Instructions for the task
Leave out any picture and return the remaining listing below exactly as given.
[START Provided data]
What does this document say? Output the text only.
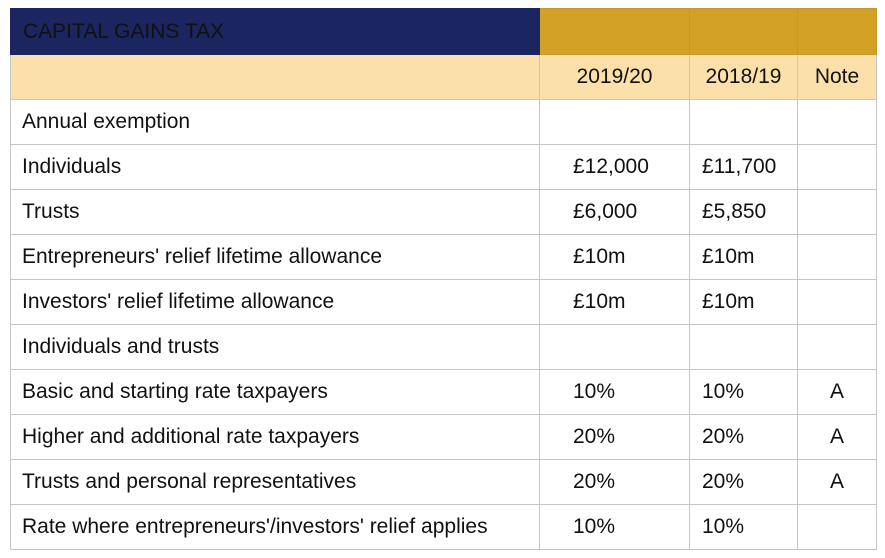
CAPITAL GAINS TAX			
	2019/20	2018/19	Note
Annual exemption			
Individuals	£12,000	£11,700	
Trusts	£6,000	£5,850	
Entrepreneurs' relief lifetime allowance	£10m	£10m	
Investors' relief lifetime allowance	£10m	£10m	
Individuals and trusts			
Basic and starting rate taxpayers	10%	10%	A
Higher and additional rate taxpayers	20%	20%	A
Trusts and personal representatives	20%	20%	A
Rate where entrepreneurs'/investors' relief applies	10%	10%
[END Provided data]
Output of the task
What does this document say? Output the text only.
CAPITAL GAINS TAX			
	2019/20	2018/19	Note
Annual exemption			
Individuals	£12,000	£11,700	
Trusts	£6,000	£5,850	
Entrepreneurs' relief lifetime allowance	£10m	£10m	
Investors' relief lifetime allowance	£10m	£10m	
Individuals and trusts			
Basic and starting rate taxpayers	10%	10%	A
Higher and additional rate taxpayers	20%	20%	A
Trusts and personal representatives	20%	20%	A
Rate where entrepreneurs'/investors' relief applies	10%	10%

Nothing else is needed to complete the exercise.